# Older miniDSP Models vs. nanoAVR HD



## Lumen (May 17, 2014)

Hi Shacksters 

I've been trying to make sense of all the different flavors of miniDSP models that can be used in a home theater. I've read the reviews on and off this site, but guess what? I feel more helpless and useless than before.

I started a different on-site thread to cover the differences between both of the new miniDSP models (HD vs DL); but now I'm wondering: "What about the older models?" For a simple system of 5 speakers and a sub, which miniDSP is "best?" The favorite and successful 2x4? A 10x10? One of the newer nanoAVR's? A model I didn't mention?

I know I'm hedging on an exact question, but I'm not sure I even know what to ask. It seems the break-through feature on the newer nanoAVR models is HDMI related, so they're inserted in the digital signal path. The older models are positioned in the analog path between a preamp/processor and power amp, correct?

So ignoring any Dirac Live versions, what are the pros/cons of the older and newer models mentioned above in the context of a simple HT with five speakers and a sub? Does anyone care to comment on switching from a traditional miniDSP model to one of the newer HT versions? Does room measurement/correction get simpler? Do you think the end result would be better? Why or why not?


----------



## HifiZine (Feb 7, 2013)

(Stored entries)
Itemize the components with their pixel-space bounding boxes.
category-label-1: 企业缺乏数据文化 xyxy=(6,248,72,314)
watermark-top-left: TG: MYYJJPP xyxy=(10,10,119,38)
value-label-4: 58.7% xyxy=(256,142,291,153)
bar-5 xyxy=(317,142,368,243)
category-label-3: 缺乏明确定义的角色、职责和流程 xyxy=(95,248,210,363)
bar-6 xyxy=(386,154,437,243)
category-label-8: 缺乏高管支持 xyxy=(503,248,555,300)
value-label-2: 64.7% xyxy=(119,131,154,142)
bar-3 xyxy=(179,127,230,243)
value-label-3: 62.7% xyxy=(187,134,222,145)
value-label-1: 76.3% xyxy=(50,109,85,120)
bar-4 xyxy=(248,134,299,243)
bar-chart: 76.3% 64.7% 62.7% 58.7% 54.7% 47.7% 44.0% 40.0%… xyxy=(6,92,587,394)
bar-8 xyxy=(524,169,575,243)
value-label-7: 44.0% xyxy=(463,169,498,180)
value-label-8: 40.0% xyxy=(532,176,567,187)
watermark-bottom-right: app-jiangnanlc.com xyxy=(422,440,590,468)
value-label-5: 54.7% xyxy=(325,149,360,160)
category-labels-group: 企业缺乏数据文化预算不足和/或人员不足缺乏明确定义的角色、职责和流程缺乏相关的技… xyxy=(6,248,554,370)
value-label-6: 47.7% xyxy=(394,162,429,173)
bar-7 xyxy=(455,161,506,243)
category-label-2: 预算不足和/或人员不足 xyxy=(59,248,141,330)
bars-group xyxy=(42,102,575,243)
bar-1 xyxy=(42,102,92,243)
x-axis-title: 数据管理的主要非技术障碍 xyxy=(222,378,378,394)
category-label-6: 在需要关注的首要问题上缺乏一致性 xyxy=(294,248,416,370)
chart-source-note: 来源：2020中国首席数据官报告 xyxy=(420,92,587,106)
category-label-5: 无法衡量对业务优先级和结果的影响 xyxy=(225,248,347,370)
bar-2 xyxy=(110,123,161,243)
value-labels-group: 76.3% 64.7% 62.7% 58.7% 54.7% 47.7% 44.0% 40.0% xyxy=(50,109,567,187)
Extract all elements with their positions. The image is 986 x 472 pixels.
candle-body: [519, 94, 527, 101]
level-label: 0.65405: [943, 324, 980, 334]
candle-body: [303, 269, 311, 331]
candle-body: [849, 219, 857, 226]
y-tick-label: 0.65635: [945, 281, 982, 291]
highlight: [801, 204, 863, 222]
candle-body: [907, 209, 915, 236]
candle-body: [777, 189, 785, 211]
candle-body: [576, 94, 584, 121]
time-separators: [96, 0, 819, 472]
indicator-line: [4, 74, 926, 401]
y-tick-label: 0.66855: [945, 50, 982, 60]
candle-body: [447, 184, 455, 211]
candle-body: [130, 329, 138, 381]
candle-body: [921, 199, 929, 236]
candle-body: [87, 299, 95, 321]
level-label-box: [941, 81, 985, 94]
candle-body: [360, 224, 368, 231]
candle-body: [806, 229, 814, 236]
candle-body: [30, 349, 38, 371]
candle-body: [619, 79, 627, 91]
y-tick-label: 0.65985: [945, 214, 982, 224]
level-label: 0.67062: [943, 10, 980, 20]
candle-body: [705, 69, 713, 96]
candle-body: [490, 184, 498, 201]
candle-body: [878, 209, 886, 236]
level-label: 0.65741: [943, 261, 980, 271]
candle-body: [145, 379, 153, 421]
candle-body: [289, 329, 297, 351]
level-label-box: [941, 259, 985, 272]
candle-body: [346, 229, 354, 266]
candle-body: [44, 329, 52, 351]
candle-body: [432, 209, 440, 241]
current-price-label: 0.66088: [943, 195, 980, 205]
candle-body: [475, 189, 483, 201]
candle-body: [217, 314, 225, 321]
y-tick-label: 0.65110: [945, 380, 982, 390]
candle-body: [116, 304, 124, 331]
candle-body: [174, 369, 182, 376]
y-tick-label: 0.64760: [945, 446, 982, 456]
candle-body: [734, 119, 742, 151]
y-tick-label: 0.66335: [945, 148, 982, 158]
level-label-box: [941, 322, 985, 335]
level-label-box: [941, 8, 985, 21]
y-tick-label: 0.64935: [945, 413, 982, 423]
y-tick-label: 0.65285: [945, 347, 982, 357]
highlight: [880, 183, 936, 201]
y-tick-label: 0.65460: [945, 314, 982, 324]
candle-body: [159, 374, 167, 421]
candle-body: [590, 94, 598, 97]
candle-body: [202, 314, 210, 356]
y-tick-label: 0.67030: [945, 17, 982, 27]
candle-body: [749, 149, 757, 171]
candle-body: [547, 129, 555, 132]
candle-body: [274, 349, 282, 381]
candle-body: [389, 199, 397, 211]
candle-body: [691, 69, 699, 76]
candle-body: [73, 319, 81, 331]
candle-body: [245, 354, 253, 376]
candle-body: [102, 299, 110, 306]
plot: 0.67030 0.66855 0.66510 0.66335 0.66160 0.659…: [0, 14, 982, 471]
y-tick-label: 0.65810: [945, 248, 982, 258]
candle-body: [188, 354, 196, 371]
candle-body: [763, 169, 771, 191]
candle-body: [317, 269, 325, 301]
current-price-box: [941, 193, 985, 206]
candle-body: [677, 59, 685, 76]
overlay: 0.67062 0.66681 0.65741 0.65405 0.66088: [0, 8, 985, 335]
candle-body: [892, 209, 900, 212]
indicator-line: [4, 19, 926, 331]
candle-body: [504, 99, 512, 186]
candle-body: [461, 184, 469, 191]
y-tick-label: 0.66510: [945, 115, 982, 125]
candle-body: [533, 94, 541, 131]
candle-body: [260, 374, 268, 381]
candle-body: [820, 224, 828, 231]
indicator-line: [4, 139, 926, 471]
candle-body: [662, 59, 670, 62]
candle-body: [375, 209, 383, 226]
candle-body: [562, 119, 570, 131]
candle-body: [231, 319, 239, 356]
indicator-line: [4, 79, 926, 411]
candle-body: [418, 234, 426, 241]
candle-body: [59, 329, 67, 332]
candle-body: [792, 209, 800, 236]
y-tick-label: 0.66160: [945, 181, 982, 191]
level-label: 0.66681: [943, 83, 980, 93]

## Requirements
1. Answer these questions from the miniDSP thread:
(a) How many speakers and subs does the simple system in the post have?
(b) Where are the older models placed in the signal path?
(c) Which versions does the poster want to leave out of the comparison?
2. Does each statement agree with the miniDSP thread? Answer yes or no, and quote the words that decide it.
(a) Reading reviews left the poster feeling more sure of their choice.
(b) The poster says the key new feature of the newer nanoAVR models has to do with HDMI.
(c) The poster had already opened another thread comparing the HD and DL models.
3. Continue the miniDSP thread from where it stops.
The listing is separate material and is not part of the miniDSP thread.

## Responses in order
1.
(a) Five speakers and a sub.
(b) In the analog path between a preamp/processor and a power amp.
(c) Any Dirac Live versions.

2.
(a) No: "I feel more helpless and useless than before."
(b) Yes: "It seems the break-through feature on the newer nanoAVR models is HDMI related"
(c) Yes: "I started a different on-site thread to cover the differences between both of the new miniDSP models (HD vs DL)"

3.
Hi there, for EQ on a 5.1 system, and excluding Dirac Live, the options mostly (*) boil down to the 10x10 Hd (or the 8x8 kit board) or the nanoAVR HD. The 10x10 is analog in/out and goes between a pre/pro and amplification; the nanoAVR HD is HDMI in/out and goes between the source/s and an AVR or AVP. Between those two the functionality is _fairly_ similar although the nanoAVR "BM" plugin has more sophisticated/flexible bass management.

So neither is "best" - it depends on your system configuration. The nanoAVR is significantly cheaper, so personally I think that would be the one to use if you can.

(*) I say "mostly" because there are other options but they get more complicated/fiddly or get into advanced DIY. You could, for example, use three 2x4s instead of a 10x10 HD (but with no bass management and more limited levels).

Hope that helps


----------



## Lumen (May 17, 2014)

Yes, HifiZine, it does help. A lot! And thank you.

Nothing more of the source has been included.